(Given exercise):
Copy every line from the data below in which the string "eléctricos" can be found.

(Data rows):
— start —

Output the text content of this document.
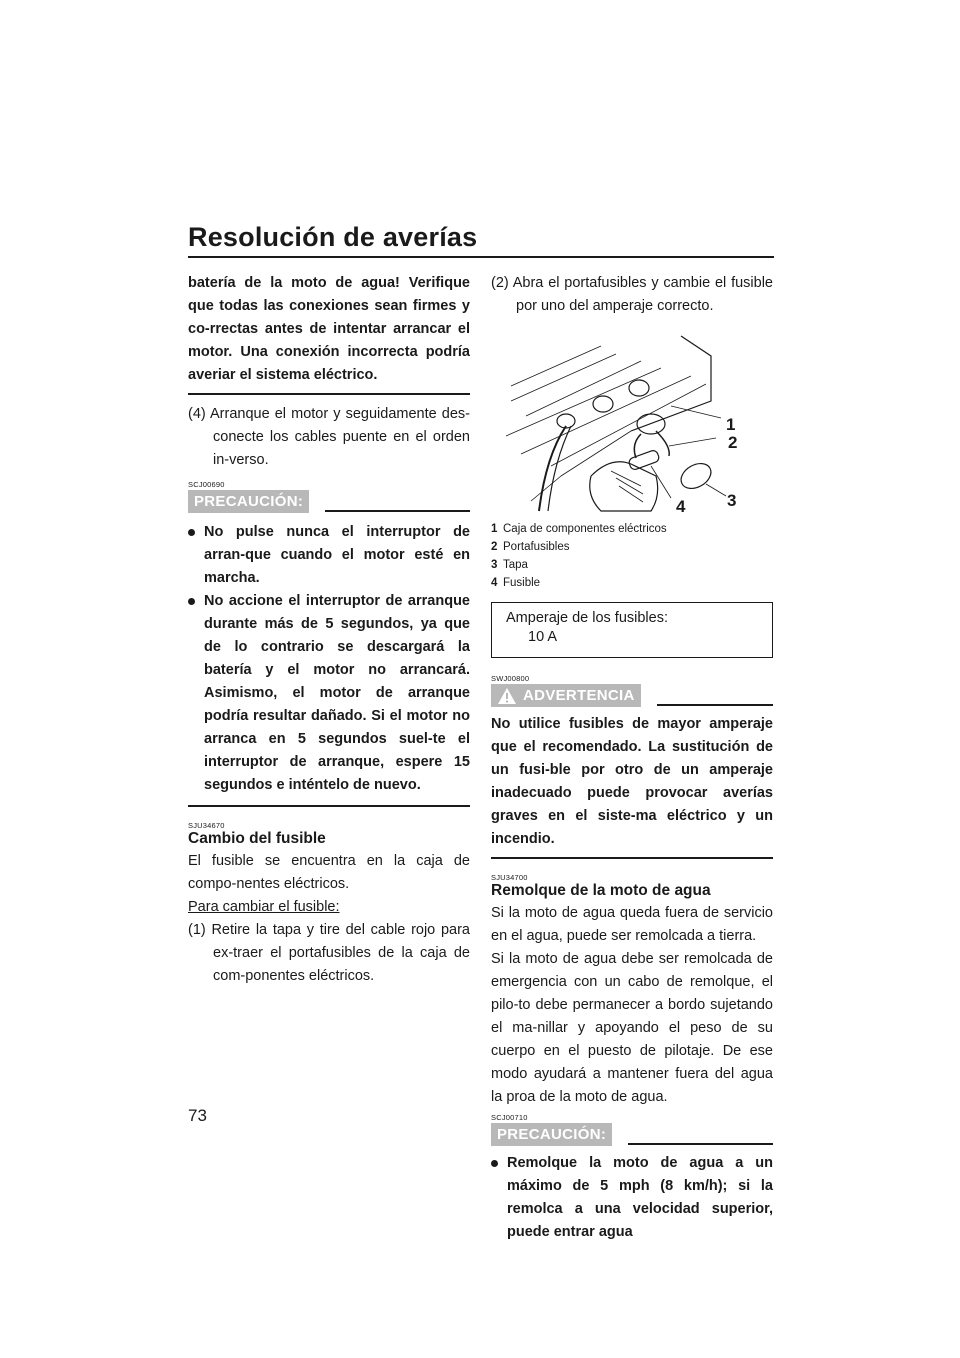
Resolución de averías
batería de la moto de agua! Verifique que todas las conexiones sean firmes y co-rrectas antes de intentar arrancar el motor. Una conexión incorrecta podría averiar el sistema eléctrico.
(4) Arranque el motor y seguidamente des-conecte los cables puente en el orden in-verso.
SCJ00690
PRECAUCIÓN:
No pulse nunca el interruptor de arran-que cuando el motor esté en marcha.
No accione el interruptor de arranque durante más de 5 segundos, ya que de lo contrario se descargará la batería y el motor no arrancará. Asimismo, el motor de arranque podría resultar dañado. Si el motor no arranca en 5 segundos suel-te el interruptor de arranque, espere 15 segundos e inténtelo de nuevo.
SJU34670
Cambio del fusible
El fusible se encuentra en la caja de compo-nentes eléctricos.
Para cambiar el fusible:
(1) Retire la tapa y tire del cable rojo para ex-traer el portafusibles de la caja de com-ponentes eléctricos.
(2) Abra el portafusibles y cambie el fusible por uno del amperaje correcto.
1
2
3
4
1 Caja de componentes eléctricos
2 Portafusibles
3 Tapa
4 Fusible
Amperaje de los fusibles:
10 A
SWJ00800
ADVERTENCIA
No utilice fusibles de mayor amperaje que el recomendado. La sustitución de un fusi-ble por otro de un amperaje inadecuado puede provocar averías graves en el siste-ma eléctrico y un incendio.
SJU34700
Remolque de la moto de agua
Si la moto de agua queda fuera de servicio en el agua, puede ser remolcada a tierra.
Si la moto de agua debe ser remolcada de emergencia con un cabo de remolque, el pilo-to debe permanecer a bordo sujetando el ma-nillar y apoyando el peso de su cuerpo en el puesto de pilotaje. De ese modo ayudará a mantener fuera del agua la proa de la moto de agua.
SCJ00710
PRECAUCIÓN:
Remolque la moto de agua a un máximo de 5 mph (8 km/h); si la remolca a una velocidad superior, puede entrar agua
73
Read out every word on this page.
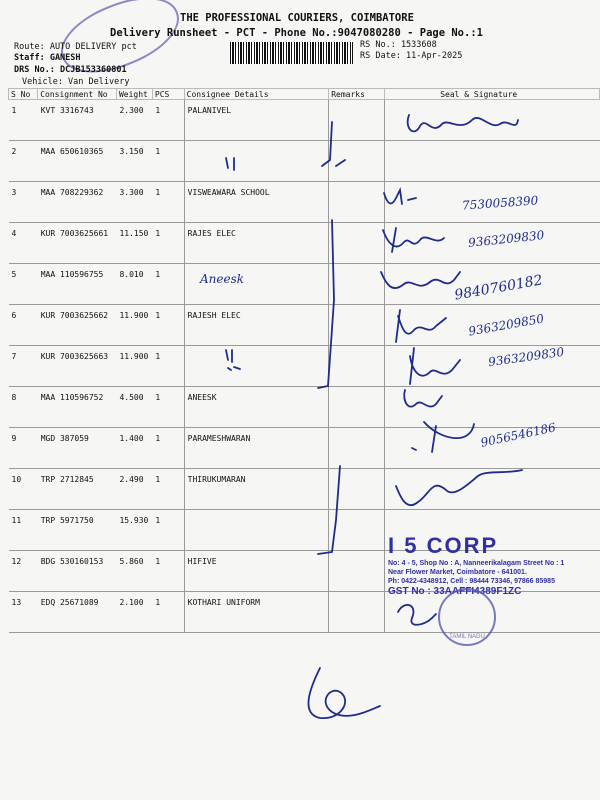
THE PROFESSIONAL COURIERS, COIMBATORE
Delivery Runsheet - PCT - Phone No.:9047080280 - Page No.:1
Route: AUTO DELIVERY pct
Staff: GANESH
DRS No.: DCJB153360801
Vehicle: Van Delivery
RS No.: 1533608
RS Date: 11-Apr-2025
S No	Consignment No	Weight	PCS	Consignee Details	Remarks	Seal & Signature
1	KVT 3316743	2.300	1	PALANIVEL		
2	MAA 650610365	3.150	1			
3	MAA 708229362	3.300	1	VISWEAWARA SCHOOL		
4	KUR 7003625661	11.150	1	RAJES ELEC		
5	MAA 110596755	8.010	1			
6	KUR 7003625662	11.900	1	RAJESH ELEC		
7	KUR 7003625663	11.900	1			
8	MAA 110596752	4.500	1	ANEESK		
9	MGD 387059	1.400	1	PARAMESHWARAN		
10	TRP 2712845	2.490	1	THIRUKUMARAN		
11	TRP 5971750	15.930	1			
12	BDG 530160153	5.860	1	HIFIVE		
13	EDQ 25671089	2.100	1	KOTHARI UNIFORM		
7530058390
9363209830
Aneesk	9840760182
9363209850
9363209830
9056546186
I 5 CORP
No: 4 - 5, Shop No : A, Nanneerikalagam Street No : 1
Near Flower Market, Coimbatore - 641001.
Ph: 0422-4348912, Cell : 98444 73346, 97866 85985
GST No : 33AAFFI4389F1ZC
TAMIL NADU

— end —
— start —

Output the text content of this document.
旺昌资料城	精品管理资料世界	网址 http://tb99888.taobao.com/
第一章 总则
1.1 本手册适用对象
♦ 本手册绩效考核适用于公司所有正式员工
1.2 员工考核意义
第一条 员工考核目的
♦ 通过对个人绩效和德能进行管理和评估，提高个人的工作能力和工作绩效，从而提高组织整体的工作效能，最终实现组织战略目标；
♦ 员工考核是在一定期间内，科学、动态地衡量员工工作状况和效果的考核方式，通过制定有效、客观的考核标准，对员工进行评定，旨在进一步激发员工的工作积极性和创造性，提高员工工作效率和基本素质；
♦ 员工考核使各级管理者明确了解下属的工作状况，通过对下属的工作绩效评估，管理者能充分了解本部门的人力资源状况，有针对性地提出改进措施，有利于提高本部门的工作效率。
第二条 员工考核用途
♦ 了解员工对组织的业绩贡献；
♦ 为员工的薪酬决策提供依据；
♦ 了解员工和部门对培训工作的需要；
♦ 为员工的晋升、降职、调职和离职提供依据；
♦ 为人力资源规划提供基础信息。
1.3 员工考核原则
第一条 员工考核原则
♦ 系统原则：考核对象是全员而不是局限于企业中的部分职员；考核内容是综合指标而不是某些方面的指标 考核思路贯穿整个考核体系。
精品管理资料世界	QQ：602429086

— end —
— start —

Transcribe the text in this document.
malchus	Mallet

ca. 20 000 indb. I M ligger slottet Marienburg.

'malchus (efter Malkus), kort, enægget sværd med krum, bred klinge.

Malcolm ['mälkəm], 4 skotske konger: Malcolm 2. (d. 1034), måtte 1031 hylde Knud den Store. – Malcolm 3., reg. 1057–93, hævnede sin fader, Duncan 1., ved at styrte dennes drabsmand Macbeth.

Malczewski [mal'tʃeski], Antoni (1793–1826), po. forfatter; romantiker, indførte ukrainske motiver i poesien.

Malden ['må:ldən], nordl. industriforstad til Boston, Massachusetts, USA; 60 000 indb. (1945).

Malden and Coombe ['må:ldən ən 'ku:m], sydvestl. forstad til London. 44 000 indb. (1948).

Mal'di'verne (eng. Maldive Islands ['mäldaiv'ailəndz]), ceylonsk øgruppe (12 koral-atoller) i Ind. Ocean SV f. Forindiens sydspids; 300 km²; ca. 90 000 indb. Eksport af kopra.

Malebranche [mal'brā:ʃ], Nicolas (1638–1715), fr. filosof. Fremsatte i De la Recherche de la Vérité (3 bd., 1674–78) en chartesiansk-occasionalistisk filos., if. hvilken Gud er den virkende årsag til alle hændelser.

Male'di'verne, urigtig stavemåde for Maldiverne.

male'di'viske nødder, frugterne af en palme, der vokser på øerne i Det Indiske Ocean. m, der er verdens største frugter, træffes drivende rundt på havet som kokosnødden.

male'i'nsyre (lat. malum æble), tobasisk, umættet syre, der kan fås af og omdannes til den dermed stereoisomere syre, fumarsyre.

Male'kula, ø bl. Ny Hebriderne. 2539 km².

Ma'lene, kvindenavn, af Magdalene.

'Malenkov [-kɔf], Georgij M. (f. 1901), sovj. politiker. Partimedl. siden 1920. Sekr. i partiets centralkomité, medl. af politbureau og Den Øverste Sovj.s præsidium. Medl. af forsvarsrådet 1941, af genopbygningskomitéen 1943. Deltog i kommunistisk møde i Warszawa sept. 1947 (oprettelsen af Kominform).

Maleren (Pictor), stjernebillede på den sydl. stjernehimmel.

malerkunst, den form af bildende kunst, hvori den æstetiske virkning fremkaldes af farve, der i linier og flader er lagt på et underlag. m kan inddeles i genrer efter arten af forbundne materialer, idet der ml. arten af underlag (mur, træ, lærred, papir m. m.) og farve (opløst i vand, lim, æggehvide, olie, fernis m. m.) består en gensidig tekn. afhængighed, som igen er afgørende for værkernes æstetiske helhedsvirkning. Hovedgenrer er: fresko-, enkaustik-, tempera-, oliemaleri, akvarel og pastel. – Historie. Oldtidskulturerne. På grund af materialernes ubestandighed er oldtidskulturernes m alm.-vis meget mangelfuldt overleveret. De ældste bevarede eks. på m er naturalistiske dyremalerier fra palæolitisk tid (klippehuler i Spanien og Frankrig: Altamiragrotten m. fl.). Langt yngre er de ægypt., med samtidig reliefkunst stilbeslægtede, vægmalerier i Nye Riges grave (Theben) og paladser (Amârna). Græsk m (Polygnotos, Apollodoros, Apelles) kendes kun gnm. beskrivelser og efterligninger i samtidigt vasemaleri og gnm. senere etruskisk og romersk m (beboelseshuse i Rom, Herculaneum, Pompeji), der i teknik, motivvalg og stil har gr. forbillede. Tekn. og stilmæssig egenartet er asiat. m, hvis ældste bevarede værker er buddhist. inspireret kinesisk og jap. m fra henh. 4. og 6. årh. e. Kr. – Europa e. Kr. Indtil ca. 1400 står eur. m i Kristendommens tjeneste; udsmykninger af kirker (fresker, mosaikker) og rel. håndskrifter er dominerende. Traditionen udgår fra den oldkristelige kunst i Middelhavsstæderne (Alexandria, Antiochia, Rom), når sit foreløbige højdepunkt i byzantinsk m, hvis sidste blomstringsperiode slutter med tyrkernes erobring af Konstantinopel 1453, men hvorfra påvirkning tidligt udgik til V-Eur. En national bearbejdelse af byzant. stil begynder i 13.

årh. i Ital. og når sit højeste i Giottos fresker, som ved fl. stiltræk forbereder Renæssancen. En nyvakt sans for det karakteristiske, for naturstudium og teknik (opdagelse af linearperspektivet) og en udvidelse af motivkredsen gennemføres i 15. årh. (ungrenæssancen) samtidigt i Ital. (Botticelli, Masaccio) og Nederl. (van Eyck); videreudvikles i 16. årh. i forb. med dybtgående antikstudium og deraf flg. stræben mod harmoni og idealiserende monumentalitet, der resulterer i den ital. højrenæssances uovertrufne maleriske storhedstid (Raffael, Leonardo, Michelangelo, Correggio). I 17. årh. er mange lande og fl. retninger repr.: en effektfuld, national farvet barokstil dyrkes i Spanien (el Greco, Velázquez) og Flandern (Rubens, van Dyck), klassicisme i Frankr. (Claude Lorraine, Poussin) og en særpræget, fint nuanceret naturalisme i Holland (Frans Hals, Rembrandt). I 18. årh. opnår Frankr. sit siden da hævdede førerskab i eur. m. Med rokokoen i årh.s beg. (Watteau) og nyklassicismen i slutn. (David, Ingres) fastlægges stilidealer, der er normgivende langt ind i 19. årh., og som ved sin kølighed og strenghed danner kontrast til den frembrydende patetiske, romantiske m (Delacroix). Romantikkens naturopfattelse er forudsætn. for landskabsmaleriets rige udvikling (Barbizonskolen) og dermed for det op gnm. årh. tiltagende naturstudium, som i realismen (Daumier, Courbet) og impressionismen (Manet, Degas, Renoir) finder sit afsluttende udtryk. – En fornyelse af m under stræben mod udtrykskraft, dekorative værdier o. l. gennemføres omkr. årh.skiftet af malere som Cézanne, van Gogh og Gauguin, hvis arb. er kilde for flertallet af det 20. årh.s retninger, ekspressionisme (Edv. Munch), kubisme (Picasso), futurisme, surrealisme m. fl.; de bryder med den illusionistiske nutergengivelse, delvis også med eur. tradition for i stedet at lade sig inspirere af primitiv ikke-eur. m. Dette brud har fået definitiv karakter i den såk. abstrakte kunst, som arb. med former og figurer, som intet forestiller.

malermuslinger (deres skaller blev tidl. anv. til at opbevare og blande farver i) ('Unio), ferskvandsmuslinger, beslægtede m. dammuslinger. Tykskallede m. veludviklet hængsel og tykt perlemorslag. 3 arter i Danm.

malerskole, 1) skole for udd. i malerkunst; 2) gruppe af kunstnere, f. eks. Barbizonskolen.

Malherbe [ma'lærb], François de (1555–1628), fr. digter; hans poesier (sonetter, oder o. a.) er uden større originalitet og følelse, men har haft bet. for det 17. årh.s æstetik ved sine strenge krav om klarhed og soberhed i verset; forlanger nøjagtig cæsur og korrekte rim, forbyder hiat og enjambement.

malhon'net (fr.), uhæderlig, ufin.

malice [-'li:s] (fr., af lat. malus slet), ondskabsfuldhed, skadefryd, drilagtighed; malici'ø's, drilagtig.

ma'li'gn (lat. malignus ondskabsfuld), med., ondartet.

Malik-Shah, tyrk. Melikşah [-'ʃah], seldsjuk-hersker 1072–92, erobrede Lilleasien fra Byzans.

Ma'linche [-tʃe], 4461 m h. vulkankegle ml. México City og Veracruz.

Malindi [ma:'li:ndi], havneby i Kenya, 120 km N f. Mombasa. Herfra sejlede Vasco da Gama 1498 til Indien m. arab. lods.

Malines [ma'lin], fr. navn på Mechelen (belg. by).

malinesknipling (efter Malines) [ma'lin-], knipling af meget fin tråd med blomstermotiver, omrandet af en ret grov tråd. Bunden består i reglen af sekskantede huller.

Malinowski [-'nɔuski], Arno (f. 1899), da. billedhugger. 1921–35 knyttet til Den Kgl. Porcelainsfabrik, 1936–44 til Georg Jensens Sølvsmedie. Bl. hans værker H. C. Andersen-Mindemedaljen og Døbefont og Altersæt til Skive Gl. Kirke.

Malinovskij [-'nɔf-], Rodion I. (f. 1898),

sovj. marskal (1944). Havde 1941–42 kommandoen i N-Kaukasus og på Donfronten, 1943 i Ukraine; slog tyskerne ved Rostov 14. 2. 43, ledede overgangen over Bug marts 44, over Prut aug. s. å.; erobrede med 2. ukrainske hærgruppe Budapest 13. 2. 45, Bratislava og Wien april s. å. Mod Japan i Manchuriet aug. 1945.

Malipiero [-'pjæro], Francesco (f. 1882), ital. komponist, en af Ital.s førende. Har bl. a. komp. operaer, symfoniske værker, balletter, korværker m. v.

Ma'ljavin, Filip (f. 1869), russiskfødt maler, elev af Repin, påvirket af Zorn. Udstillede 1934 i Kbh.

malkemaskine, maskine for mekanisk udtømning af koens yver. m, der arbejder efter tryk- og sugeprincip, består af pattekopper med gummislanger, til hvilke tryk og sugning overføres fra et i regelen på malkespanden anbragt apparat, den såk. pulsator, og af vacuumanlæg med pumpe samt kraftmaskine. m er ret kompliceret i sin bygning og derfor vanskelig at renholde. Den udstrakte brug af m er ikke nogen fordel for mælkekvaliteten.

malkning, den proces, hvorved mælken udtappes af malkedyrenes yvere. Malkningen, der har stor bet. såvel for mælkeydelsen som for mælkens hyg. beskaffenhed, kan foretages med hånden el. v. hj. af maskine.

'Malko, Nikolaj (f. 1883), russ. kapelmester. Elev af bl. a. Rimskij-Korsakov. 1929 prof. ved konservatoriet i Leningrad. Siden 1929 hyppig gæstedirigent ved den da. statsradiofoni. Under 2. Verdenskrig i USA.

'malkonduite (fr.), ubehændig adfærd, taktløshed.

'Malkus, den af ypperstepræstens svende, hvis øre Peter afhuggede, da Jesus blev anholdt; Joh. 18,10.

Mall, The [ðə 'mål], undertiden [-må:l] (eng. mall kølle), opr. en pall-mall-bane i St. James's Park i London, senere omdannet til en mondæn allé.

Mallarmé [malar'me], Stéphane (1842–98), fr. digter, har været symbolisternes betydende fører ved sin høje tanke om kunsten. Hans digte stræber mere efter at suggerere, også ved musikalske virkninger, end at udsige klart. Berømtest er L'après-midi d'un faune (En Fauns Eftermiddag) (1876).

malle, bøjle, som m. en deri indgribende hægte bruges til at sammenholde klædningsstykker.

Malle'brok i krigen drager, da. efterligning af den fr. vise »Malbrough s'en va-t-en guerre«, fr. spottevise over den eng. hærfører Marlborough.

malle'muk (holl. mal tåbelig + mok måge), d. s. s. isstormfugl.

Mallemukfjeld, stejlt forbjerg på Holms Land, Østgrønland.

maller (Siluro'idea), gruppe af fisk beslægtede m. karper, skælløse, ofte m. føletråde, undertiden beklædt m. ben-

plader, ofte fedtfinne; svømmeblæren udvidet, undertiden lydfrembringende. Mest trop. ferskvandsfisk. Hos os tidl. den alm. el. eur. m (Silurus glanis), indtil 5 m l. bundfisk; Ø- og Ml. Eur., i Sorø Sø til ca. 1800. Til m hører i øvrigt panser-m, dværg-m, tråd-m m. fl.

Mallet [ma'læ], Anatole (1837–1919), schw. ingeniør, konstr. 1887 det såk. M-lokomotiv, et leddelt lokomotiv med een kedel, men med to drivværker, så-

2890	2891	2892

— end —

(Output):
El fusible se encuentra en la caja de compo-nentes eléctricos.
(1) Retire la tapa y tire del cable rojo para ex-traer el portafusibles de la caja de com-ponentes eléctricos.
1 Caja de componentes eléctricos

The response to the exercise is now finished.